[SOURCE DOCUMENT]
:::

Saturday May 24th - at a conference in Limehouse, LondonOn Saturday evening we re-enacted the adelphopoiesis ceremony, presented the story of saints Sergius and Bacchus, a same-sex couple seen as sworn brothers and invoked in both rites, followed this with a plain-clothes re-enactment of the Roman Catholic brother-making ceremony, the Ordo ad Fratres Faciendum.
The Chorus sings 'How good and how pleasant it is for
brothers to live together' Psalm 133. It was pleasing to be able to perform the full programme in our final re-enactment, and include both ceremonies.

:::

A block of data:
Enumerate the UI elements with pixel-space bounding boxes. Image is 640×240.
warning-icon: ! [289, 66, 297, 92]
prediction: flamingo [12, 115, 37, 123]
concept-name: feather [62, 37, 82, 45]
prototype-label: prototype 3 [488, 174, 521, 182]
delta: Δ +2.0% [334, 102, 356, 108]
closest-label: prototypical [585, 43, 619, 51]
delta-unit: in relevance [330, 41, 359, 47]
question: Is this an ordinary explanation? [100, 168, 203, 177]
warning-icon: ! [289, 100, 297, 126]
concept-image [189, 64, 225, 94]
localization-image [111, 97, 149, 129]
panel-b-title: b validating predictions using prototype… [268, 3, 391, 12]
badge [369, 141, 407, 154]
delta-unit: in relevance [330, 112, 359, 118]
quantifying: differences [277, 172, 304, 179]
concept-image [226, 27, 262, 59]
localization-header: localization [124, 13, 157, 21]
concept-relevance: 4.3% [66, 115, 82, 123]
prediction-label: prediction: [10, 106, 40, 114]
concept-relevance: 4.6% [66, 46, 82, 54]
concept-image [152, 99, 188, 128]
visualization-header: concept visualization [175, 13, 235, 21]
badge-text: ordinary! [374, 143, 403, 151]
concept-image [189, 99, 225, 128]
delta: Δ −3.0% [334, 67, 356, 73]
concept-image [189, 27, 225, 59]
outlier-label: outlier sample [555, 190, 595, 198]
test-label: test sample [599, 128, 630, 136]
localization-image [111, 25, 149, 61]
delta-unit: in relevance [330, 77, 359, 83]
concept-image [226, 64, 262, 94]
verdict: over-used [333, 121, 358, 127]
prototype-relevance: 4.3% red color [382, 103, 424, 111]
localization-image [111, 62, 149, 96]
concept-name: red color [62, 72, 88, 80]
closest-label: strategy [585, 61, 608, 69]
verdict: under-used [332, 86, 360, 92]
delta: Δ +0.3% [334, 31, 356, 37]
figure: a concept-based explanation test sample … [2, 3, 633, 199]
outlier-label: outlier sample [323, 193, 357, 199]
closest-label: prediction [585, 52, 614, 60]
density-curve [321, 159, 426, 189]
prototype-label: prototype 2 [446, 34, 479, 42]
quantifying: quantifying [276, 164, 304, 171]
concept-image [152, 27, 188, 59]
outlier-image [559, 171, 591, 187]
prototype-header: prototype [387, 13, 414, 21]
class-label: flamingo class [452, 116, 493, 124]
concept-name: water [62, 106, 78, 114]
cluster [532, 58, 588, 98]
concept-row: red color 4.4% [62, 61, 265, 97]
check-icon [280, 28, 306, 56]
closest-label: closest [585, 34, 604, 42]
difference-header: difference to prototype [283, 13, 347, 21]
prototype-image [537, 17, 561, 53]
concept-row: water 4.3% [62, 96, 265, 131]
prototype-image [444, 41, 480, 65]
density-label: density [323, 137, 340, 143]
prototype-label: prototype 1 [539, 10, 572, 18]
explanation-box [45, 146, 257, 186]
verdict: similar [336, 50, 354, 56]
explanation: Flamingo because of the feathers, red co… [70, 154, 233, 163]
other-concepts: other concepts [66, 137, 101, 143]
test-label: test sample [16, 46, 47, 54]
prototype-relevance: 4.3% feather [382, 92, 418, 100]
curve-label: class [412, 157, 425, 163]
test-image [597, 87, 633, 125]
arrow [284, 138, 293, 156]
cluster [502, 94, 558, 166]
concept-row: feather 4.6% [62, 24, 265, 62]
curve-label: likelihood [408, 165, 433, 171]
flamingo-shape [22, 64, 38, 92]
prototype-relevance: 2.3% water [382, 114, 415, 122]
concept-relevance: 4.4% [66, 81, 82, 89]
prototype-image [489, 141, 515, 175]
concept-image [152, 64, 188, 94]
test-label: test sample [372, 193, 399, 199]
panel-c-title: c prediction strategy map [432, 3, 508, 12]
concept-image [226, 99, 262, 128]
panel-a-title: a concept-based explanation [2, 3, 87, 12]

:::

[TASK TO CARRY OUT] Please explain what the re-enactment account says made the final re-enactment pleasing.

[THE OUTPUT] It was pleasing because the full programme could be performed in the final re-enactment, which meant both ceremonies were included.